> _TASK TO CARRY OUT_:
In the data below, write the lines from the one containing "range-text: ) — [771, 229, 777, 247]" up to and including the one containing "nominal-value: 200 — [746, 389, 772, 407]" as a numbered list, leaving out any blank lines.
>> begin
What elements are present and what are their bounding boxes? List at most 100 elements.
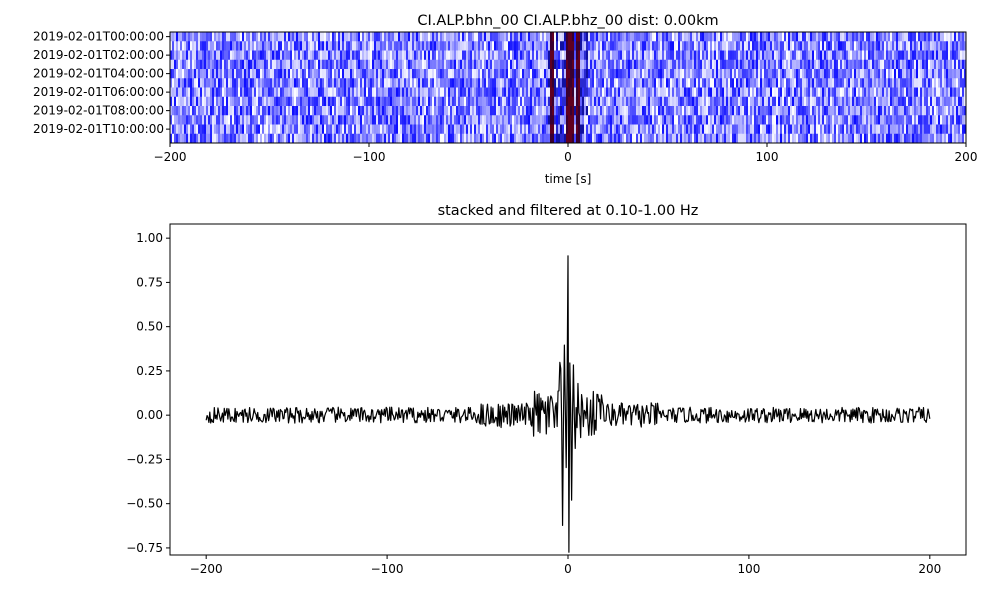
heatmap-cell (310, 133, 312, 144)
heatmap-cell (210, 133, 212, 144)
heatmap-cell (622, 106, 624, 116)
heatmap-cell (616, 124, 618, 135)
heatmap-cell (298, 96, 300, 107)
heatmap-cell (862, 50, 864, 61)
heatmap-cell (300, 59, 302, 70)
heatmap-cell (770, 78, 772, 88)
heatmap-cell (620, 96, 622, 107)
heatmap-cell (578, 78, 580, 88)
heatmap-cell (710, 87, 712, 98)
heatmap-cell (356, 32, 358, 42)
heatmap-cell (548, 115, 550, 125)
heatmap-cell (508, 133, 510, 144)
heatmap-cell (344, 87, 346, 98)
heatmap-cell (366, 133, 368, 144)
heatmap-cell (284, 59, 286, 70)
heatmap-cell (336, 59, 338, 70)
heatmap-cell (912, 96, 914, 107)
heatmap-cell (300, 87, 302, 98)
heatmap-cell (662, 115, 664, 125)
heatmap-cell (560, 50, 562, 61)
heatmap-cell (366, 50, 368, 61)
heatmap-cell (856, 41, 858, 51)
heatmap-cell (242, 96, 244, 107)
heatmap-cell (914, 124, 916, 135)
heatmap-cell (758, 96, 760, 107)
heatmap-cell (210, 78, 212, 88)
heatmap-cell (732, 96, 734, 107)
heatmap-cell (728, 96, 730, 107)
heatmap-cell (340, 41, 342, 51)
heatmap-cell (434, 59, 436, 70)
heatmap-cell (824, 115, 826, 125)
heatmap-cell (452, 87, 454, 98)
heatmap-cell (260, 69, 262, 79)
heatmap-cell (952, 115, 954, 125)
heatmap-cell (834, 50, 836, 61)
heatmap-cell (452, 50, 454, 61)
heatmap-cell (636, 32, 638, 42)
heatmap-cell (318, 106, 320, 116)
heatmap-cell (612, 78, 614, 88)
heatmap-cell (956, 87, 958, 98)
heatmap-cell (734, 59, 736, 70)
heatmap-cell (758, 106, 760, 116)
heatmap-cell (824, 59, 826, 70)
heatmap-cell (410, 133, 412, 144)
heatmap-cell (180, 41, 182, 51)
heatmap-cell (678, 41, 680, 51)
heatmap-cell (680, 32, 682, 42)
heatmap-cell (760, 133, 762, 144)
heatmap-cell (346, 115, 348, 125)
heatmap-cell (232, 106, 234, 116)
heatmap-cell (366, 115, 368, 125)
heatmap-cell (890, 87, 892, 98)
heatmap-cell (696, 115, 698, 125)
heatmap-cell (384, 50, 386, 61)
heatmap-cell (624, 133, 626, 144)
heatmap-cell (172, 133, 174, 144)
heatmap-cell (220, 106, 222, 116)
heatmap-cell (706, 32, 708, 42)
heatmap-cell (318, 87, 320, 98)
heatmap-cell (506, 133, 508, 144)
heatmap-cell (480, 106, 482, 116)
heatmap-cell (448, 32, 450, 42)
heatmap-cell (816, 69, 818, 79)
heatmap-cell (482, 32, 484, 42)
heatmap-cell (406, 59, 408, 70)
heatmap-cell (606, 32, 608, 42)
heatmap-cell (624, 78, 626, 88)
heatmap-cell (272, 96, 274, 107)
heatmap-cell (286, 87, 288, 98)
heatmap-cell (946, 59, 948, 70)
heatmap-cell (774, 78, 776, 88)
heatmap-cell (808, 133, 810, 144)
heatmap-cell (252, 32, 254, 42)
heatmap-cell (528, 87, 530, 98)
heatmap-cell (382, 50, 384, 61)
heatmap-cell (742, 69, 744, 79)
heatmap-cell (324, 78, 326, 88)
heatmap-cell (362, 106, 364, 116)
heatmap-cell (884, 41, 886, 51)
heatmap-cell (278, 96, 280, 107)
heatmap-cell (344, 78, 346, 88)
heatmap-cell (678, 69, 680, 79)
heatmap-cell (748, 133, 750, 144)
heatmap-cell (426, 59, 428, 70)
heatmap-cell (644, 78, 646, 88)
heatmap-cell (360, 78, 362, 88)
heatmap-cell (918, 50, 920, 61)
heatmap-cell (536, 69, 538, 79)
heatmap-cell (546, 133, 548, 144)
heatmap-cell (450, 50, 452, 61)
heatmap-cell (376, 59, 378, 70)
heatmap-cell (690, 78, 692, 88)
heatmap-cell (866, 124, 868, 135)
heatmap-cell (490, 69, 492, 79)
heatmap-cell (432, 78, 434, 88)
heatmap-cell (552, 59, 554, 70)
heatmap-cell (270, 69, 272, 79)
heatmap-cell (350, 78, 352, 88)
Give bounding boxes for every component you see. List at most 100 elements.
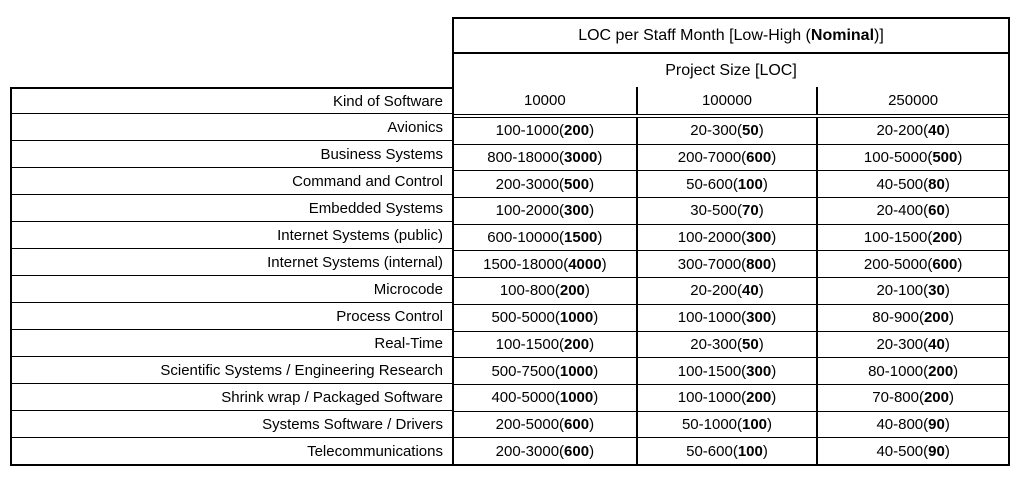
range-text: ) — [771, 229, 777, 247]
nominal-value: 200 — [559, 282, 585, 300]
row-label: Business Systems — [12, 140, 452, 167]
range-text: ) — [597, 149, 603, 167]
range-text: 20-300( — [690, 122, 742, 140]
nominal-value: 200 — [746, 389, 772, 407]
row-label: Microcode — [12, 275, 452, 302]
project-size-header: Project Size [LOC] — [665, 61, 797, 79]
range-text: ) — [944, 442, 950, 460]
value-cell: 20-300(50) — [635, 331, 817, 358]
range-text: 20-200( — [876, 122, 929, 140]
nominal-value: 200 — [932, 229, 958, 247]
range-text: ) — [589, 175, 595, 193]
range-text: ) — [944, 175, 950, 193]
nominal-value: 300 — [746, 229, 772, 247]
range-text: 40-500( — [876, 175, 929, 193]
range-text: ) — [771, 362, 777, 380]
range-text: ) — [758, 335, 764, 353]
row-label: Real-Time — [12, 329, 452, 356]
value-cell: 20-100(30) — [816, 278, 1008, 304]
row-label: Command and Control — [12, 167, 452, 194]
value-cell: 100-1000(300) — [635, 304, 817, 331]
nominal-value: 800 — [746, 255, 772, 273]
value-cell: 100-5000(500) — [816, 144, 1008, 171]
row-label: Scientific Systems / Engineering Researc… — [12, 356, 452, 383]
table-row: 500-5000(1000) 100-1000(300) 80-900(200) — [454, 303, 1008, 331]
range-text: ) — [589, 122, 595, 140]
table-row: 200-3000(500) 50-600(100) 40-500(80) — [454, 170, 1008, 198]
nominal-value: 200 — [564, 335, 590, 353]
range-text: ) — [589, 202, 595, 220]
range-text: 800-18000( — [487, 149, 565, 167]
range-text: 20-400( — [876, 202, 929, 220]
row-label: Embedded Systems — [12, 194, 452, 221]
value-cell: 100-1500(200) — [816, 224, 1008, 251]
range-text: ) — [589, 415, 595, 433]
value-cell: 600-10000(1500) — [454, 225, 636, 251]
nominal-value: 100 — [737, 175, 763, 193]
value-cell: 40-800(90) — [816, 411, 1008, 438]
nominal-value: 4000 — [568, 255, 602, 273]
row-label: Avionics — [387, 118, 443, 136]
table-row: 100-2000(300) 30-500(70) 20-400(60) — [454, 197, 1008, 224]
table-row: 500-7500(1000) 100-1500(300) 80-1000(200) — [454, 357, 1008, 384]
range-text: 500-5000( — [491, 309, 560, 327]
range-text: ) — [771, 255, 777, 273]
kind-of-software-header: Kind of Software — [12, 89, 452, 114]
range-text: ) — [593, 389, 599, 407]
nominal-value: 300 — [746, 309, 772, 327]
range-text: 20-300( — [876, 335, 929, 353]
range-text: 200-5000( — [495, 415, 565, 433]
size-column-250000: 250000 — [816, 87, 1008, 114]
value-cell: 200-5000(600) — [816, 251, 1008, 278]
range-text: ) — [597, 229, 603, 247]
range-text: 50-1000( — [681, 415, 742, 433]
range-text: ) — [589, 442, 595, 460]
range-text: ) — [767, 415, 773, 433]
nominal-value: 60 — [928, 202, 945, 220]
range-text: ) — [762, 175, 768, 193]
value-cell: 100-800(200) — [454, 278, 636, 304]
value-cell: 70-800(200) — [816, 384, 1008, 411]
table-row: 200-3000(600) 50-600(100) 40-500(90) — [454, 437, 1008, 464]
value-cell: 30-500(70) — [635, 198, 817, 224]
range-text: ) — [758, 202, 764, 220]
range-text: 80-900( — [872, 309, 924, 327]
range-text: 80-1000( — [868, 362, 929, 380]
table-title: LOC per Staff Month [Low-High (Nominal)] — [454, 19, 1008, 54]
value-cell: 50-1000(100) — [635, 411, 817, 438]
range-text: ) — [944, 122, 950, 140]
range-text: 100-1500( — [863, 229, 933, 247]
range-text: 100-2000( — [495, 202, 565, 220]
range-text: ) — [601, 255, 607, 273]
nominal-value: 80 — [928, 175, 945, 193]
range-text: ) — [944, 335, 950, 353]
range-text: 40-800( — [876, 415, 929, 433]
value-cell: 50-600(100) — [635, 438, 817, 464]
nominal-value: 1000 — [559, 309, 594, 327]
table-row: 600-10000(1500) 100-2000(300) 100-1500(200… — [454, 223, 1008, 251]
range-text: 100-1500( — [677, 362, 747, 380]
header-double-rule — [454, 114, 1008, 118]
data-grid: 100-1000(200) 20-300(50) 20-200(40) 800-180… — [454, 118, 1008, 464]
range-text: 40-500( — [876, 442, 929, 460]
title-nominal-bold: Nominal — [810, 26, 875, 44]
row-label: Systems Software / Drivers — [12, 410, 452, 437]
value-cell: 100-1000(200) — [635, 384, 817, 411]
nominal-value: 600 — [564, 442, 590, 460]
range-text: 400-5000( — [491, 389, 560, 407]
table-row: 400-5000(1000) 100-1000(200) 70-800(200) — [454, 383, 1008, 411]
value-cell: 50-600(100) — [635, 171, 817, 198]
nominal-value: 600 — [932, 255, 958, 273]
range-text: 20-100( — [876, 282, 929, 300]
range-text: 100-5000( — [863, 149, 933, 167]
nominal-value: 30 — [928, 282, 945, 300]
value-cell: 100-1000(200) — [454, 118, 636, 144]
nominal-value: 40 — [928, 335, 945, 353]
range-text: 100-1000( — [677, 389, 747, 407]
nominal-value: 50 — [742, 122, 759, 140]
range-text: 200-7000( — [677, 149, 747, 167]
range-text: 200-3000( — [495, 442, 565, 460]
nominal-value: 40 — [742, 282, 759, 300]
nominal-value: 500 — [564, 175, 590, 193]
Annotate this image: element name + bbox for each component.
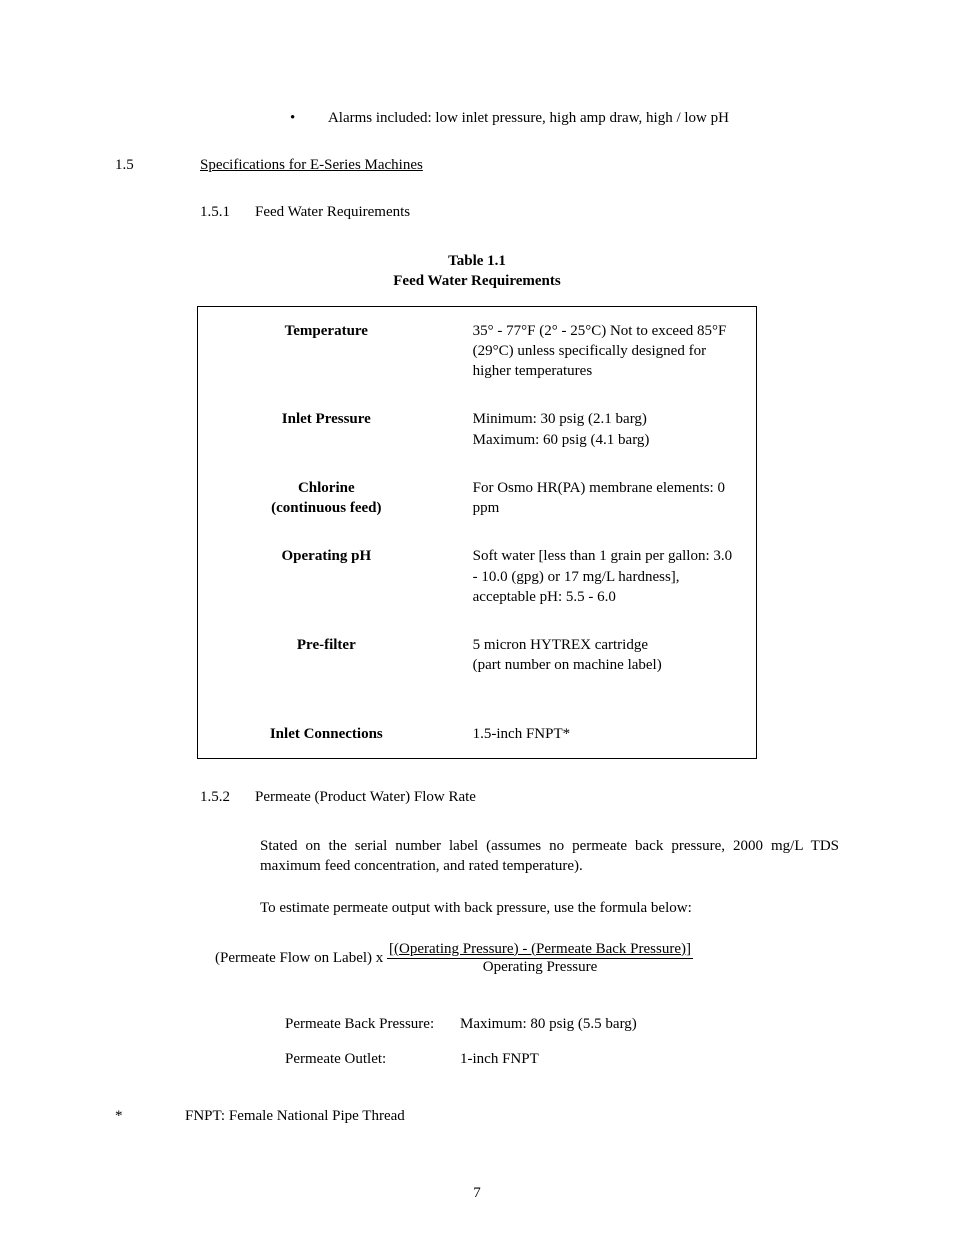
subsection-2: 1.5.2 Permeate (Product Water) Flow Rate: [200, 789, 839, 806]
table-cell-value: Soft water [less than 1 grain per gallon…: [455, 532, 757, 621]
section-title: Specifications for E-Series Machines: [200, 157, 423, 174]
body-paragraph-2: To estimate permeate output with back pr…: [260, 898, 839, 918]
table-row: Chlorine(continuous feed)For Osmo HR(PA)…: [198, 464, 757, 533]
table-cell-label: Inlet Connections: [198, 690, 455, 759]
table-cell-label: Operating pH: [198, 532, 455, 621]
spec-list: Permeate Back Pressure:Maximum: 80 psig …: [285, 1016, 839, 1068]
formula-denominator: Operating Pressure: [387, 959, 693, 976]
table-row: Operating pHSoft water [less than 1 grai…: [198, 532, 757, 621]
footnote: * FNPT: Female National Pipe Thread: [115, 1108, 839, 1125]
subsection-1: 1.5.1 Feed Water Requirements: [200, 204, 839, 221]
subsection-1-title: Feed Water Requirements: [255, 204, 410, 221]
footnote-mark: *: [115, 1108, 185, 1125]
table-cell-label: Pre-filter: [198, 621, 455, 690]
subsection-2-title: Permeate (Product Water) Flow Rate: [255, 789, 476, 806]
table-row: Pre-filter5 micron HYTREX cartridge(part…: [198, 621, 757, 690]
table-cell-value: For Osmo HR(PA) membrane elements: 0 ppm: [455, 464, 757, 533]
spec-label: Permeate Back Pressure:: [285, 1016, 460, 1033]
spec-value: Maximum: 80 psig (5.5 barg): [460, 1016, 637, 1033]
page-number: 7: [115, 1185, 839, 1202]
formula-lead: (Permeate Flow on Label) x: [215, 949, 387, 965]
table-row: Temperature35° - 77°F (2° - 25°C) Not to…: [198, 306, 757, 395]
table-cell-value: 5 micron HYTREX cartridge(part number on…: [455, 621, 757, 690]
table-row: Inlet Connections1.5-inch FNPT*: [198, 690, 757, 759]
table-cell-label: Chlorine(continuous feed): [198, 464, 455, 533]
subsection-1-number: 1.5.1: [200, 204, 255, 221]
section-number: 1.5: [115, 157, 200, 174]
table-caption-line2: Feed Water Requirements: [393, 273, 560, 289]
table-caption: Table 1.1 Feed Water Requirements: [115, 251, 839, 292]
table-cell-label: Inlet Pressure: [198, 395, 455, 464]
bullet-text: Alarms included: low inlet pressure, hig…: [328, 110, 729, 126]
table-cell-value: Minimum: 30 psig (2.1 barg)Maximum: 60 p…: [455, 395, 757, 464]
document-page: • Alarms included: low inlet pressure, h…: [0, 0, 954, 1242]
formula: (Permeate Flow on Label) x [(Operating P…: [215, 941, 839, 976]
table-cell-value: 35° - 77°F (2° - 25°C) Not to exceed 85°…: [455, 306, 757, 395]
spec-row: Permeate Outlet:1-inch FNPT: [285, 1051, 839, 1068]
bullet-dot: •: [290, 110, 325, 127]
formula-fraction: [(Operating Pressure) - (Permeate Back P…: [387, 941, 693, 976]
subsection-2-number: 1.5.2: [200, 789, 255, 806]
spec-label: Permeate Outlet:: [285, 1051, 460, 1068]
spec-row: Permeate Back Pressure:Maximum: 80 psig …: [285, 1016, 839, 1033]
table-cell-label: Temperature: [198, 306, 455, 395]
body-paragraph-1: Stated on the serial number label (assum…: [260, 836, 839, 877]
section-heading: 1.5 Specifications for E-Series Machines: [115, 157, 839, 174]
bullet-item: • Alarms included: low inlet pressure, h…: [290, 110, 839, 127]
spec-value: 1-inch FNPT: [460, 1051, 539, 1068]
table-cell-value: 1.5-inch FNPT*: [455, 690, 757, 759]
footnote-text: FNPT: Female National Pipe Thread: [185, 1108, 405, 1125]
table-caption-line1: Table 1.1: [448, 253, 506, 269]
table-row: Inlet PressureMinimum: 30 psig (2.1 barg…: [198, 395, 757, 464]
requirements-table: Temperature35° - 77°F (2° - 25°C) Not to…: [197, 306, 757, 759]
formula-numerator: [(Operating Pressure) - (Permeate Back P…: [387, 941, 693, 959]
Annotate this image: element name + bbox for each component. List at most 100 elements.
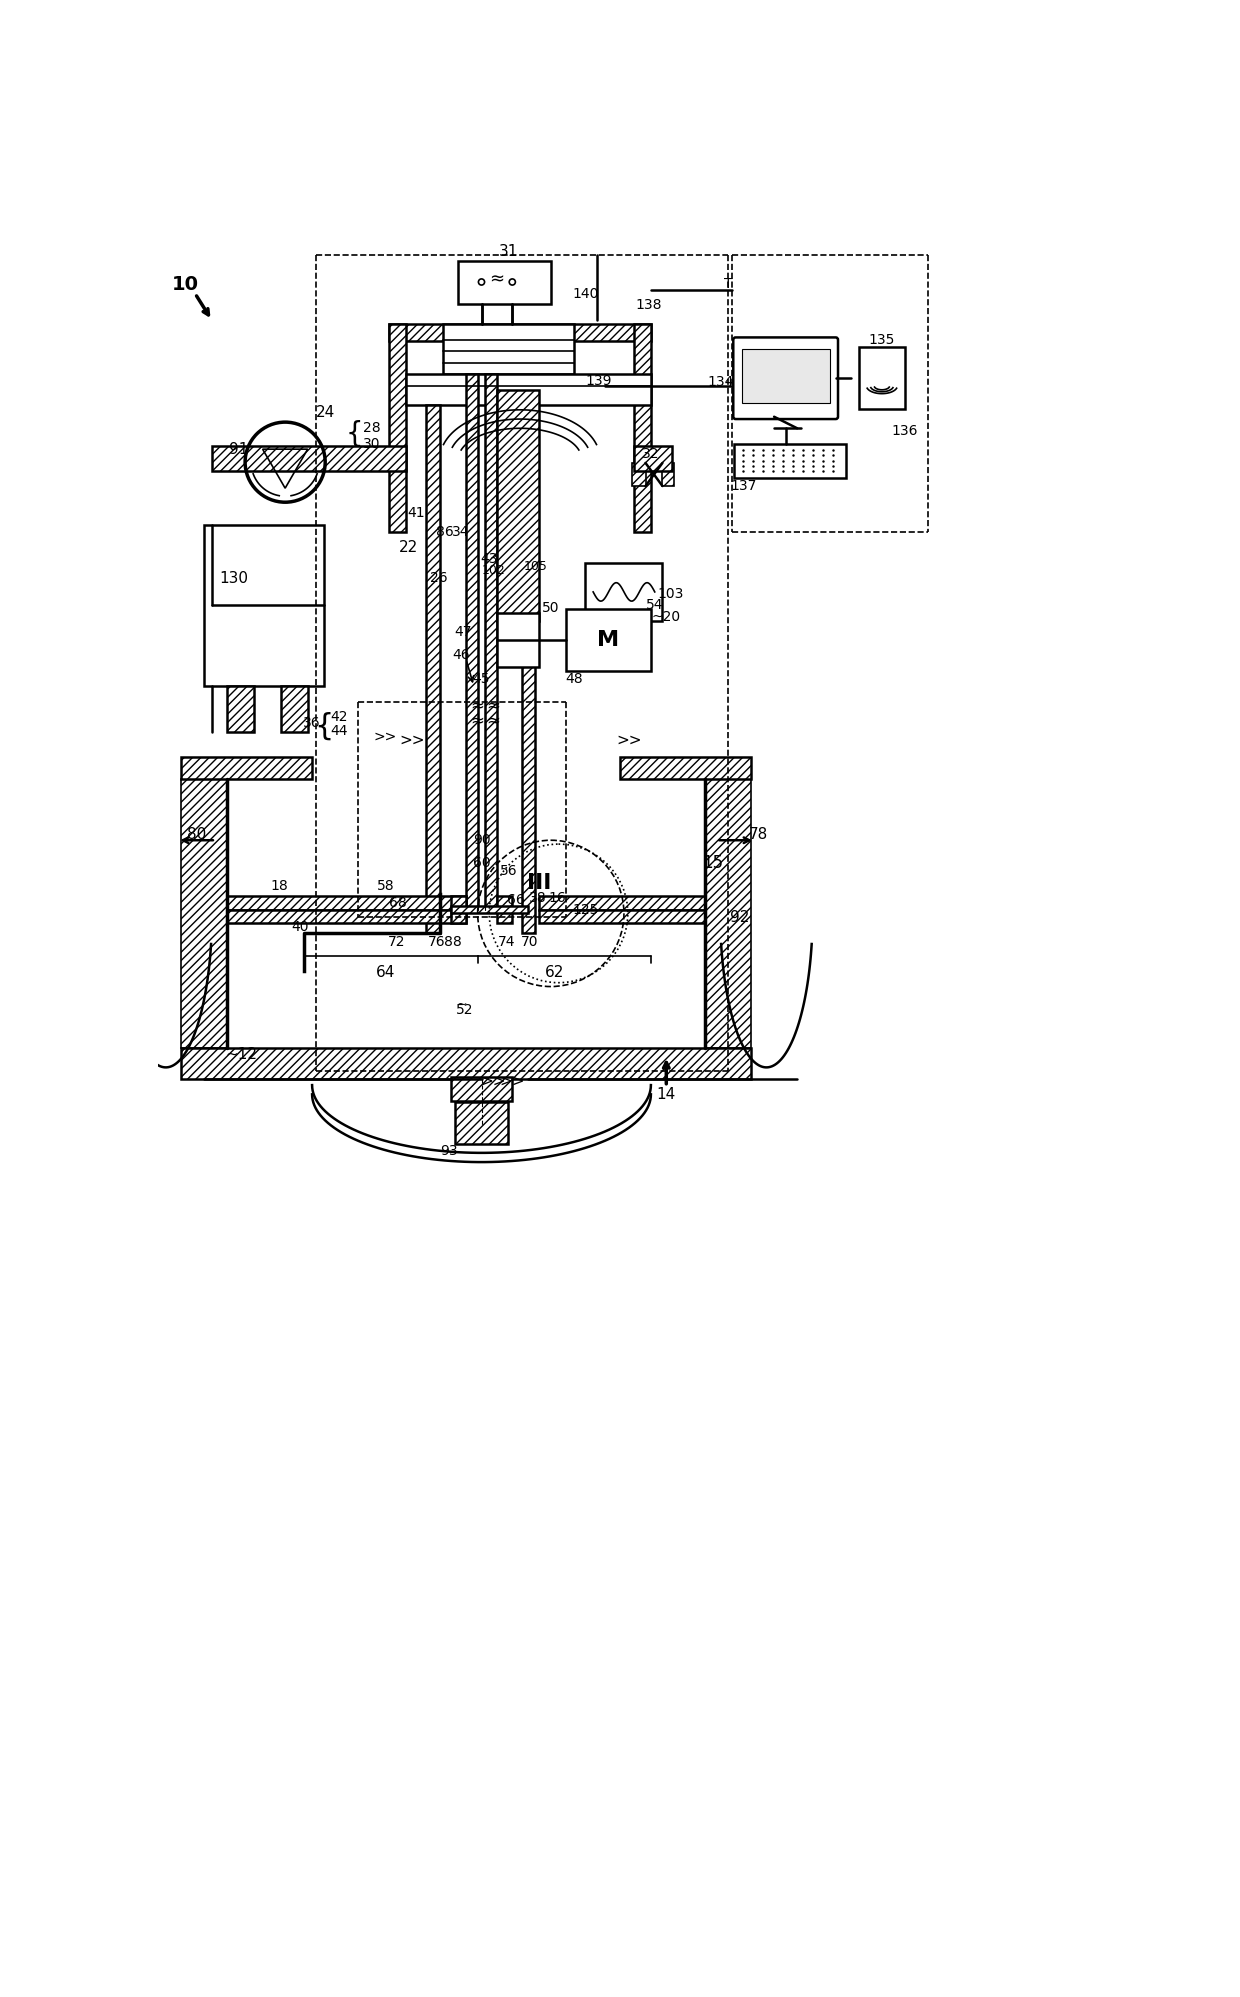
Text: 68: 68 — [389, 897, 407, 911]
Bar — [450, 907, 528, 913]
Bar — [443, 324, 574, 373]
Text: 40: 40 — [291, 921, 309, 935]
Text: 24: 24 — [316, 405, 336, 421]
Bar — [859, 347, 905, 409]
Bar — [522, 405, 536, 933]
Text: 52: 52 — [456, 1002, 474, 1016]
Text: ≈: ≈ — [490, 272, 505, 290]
>> end
> _WRITTEN RESPONSE_:
1. range-text: ) — [771, 229, 777, 247]
2. nominal-value: 200 — [559, 282, 585, 300]
3. row-label: Business Systems — [12, 140, 452, 167]
4. range-text: ) — [597, 149, 603, 167]
5. range-text: 20-300( — [690, 122, 742, 140]
6. nominal-value: 200 — [746, 389, 772, 407]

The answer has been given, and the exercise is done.